> _Exercise_
Check each line of the listing below for the string "swagger", and copy the ones that have it.
<<<<
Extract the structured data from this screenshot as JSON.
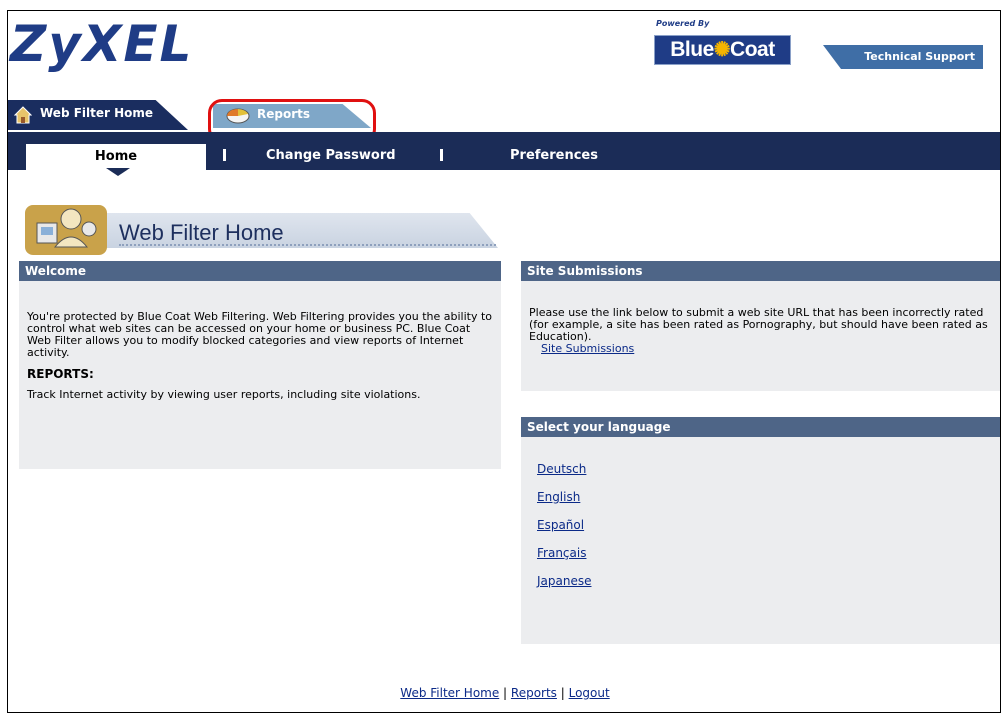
{
  "brand": {
    "logo": "ZyXEL",
    "powered_by": "Powered By",
    "partner": "Blue",
    "partner_b": "Coat",
    "tech_support": "Technical Support"
  },
  "tabs": [
    {
      "label": "Web Filter Home",
      "icon": "house-icon",
      "active": true
    },
    {
      "label": "Reports",
      "icon": "pie-chart-icon",
      "active": false
    }
  ],
  "nav": {
    "items": [
      "Home",
      "Change Password",
      "Preferences"
    ],
    "active": "Home"
  },
  "page_header": {
    "title": "Web Filter Home",
    "icon": "users-icon"
  },
  "welcome": {
    "title": "Welcome",
    "body": "You're protected by Blue Coat Web Filtering. Web Filtering provides you the ability to control what web sites can be accessed on your home or business PC. Blue Coat Web Filter allows you to modify blocked categories and view reports of Internet activity.",
    "reports_heading": "REPORTS:",
    "reports_body": "Track Internet activity by viewing user reports, including site violations."
  },
  "site_submissions": {
    "title": "Site Submissions",
    "body": "Please use the link below to submit a web site URL that has been incorrectly rated (for example, a site has been rated as Pornography, but should have been rated as Education).",
    "link": "Site Submissions"
  },
  "language": {
    "title": "Select your language",
    "options": [
      "Deutsch",
      "English",
      "Español",
      "Français",
      "Japanese"
    ]
  },
  "footer": {
    "links": [
      "Web Filter Home",
      "Reports",
      "Logout"
    ],
    "separator": " | "
  },
  "colors": {
    "navy": "#1b2c57",
    "panel_header": "#4e6587",
    "panel_bg": "#ecedef",
    "highlight": "#e01010"
  }
}
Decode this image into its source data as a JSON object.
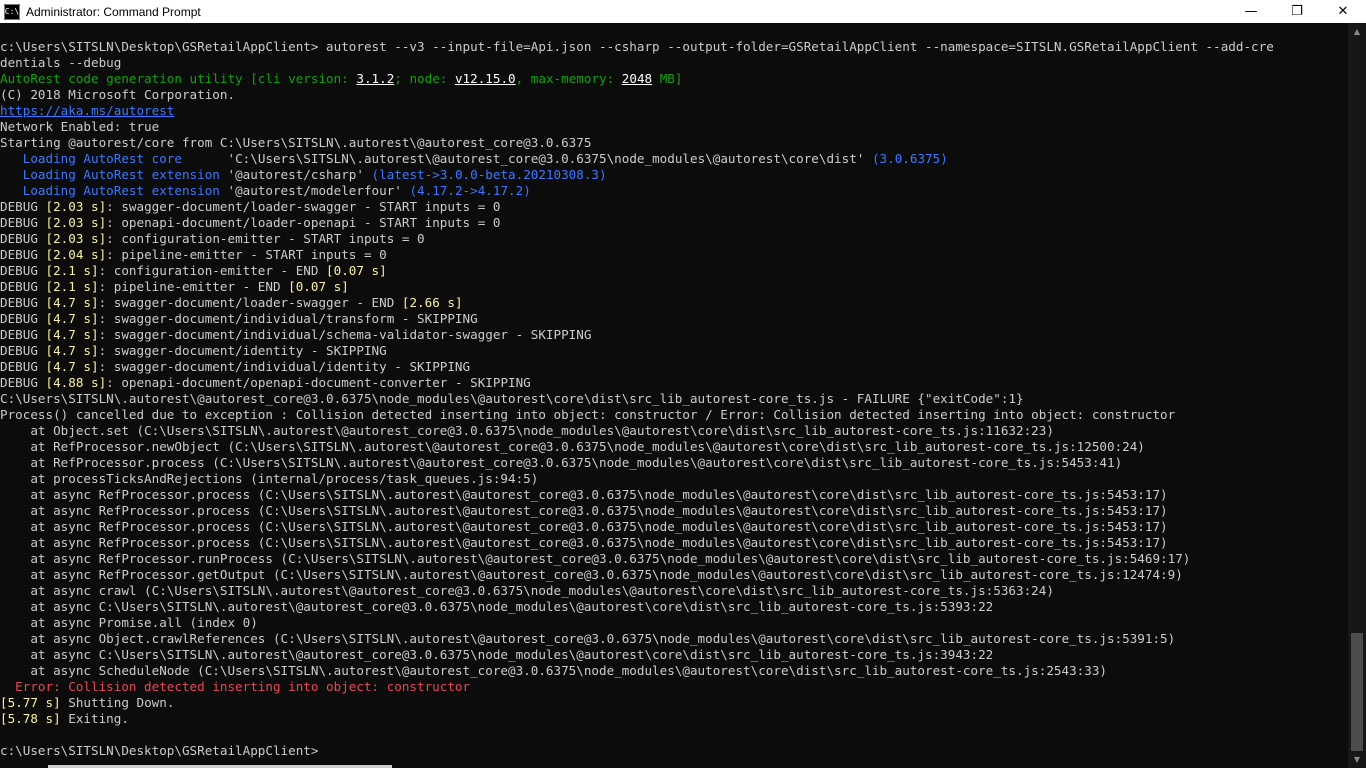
{
  "window": {
    "title": "Administrator: Command Prompt",
    "icon_text": "C:\\",
    "controls": {
      "minimize": "—",
      "maximize": "❐",
      "close": "✕"
    }
  },
  "console": {
    "command": "c:\\Users\\SITSLN\\Desktop\\GSRetailAppClient> autorest --v3 --input-file=Api.json --csharp --output-folder=GSRetailAppClient --namespace=SITSLN.GSRetailAppClient --add-cre",
    "command_cont": "dentials --debug",
    "banner": {
      "name": "AutoRest code generation utility",
      "cli_open": " [cli version: ",
      "cli_version": "3.1.2",
      "node_label": "; node: ",
      "node_version": "v12.15.0",
      "mem_label": ", max-memory: ",
      "mem_value": "2048",
      "mem_unit": " MB]"
    },
    "copyright": "(C) 2018 Microsoft Corporation.",
    "link": "https://aka.ms/autorest",
    "network": "Network Enabled: true",
    "starting": "Starting @autorest/core from C:\\Users\\SITSLN\\.autorest\\@autorest_core@3.0.6375",
    "loading": [
      {
        "prefix": "   Loading ",
        "name": "AutoRest core",
        "pad": "      ",
        "path": "'C:\\Users\\SITSLN\\.autorest\\@autorest_core@3.0.6375\\node_modules\\@autorest\\core\\dist'",
        "ver": " (3.0.6375)"
      },
      {
        "prefix": "   Loading ",
        "name": "AutoRest extension",
        "pad": " ",
        "path": "'@autorest/csharp'",
        "ver": " (latest->3.0.0-beta.20210308.3)"
      },
      {
        "prefix": "   Loading ",
        "name": "AutoRest extension",
        "pad": " ",
        "path": "'@autorest/modelerfour'",
        "ver": " (4.17.2->4.17.2)"
      }
    ],
    "debug": [
      {
        "t": "[2.03 s]",
        "msg": ": swagger-document/loader-swagger - START inputs = 0",
        "end": ""
      },
      {
        "t": "[2.03 s]",
        "msg": ": openapi-document/loader-openapi - START inputs = 0",
        "end": ""
      },
      {
        "t": "[2.03 s]",
        "msg": ": configuration-emitter - START inputs = 0",
        "end": ""
      },
      {
        "t": "[2.04 s]",
        "msg": ": pipeline-emitter - START inputs = 0",
        "end": ""
      },
      {
        "t": "[2.1 s]",
        "msg": ": configuration-emitter - END ",
        "end": "[0.07 s]"
      },
      {
        "t": "[2.1 s]",
        "msg": ": pipeline-emitter - END ",
        "end": "[0.07 s]"
      },
      {
        "t": "[4.7 s]",
        "msg": ": swagger-document/loader-swagger - END ",
        "end": "[2.66 s]"
      },
      {
        "t": "[4.7 s]",
        "msg": ": swagger-document/individual/transform - SKIPPING",
        "end": ""
      },
      {
        "t": "[4.7 s]",
        "msg": ": swagger-document/individual/schema-validator-swagger - SKIPPING",
        "end": ""
      },
      {
        "t": "[4.7 s]",
        "msg": ": swagger-document/identity - SKIPPING",
        "end": ""
      },
      {
        "t": "[4.7 s]",
        "msg": ": swagger-document/individual/identity - SKIPPING",
        "end": ""
      },
      {
        "t": "[4.88 s]",
        "msg": ": openapi-document/openapi-document-converter - SKIPPING",
        "end": ""
      }
    ],
    "failure": "C:\\Users\\SITSLN\\.autorest\\@autorest_core@3.0.6375\\node_modules\\@autorest\\core\\dist\\src_lib_autorest-core_ts.js - FAILURE {\"exitCode\":1}",
    "process_cancel": "Process() cancelled due to exception : Collision detected inserting into object: constructor / Error: Collision detected inserting into object: constructor",
    "stack": [
      "    at Object.set (C:\\Users\\SITSLN\\.autorest\\@autorest_core@3.0.6375\\node_modules\\@autorest\\core\\dist\\src_lib_autorest-core_ts.js:11632:23)",
      "    at RefProcessor.newObject (C:\\Users\\SITSLN\\.autorest\\@autorest_core@3.0.6375\\node_modules\\@autorest\\core\\dist\\src_lib_autorest-core_ts.js:12500:24)",
      "    at RefProcessor.process (C:\\Users\\SITSLN\\.autorest\\@autorest_core@3.0.6375\\node_modules\\@autorest\\core\\dist\\src_lib_autorest-core_ts.js:5453:41)",
      "    at processTicksAndRejections (internal/process/task_queues.js:94:5)",
      "    at async RefProcessor.process (C:\\Users\\SITSLN\\.autorest\\@autorest_core@3.0.6375\\node_modules\\@autorest\\core\\dist\\src_lib_autorest-core_ts.js:5453:17)",
      "    at async RefProcessor.process (C:\\Users\\SITSLN\\.autorest\\@autorest_core@3.0.6375\\node_modules\\@autorest\\core\\dist\\src_lib_autorest-core_ts.js:5453:17)",
      "    at async RefProcessor.process (C:\\Users\\SITSLN\\.autorest\\@autorest_core@3.0.6375\\node_modules\\@autorest\\core\\dist\\src_lib_autorest-core_ts.js:5453:17)",
      "    at async RefProcessor.process (C:\\Users\\SITSLN\\.autorest\\@autorest_core@3.0.6375\\node_modules\\@autorest\\core\\dist\\src_lib_autorest-core_ts.js:5453:17)",
      "    at async RefProcessor.runProcess (C:\\Users\\SITSLN\\.autorest\\@autorest_core@3.0.6375\\node_modules\\@autorest\\core\\dist\\src_lib_autorest-core_ts.js:5469:17)",
      "    at async RefProcessor.getOutput (C:\\Users\\SITSLN\\.autorest\\@autorest_core@3.0.6375\\node_modules\\@autorest\\core\\dist\\src_lib_autorest-core_ts.js:12474:9)",
      "    at async crawl (C:\\Users\\SITSLN\\.autorest\\@autorest_core@3.0.6375\\node_modules\\@autorest\\core\\dist\\src_lib_autorest-core_ts.js:5363:24)",
      "    at async C:\\Users\\SITSLN\\.autorest\\@autorest_core@3.0.6375\\node_modules\\@autorest\\core\\dist\\src_lib_autorest-core_ts.js:5393:22",
      "    at async Promise.all (index 0)",
      "    at async Object.crawlReferences (C:\\Users\\SITSLN\\.autorest\\@autorest_core@3.0.6375\\node_modules\\@autorest\\core\\dist\\src_lib_autorest-core_ts.js:5391:5)",
      "    at async C:\\Users\\SITSLN\\.autorest\\@autorest_core@3.0.6375\\node_modules\\@autorest\\core\\dist\\src_lib_autorest-core_ts.js:3943:22",
      "    at async ScheduleNode (C:\\Users\\SITSLN\\.autorest\\@autorest_core@3.0.6375\\node_modules\\@autorest\\core\\dist\\src_lib_autorest-core_ts.js:2543:33)"
    ],
    "error": "  Error: Collision detected inserting into object: constructor",
    "shutdown": [
      {
        "t": "[5.77 s]",
        "msg": " Shutting Down."
      },
      {
        "t": "[5.78 s]",
        "msg": " Exiting."
      }
    ],
    "prompt": "c:\\Users\\SITSLN\\Desktop\\GSRetailAppClient>"
  },
  "colors": {
    "background": "#0c0c0c",
    "text": "#cccccc",
    "green": "#13a10e",
    "yellow": "#f9f1a5",
    "blue": "#3b78ff",
    "cyan": "#61d6d6",
    "red": "#e74856"
  }
}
>>>>
> _Solved problem_
        "msg": ": swagger-document/loader-swagger - START inputs = 0",
        "msg": ": swagger-document/loader-swagger - END ",
        "msg": ": swagger-document/individual/transform - SKIPPING",
        "msg": ": swagger-document/individual/schema-validator-swagger - SKIPPING",
        "msg": ": swagger-document/identity - SKIPPING",
        "msg": ": swagger-document/individual/identity - SKIPPING",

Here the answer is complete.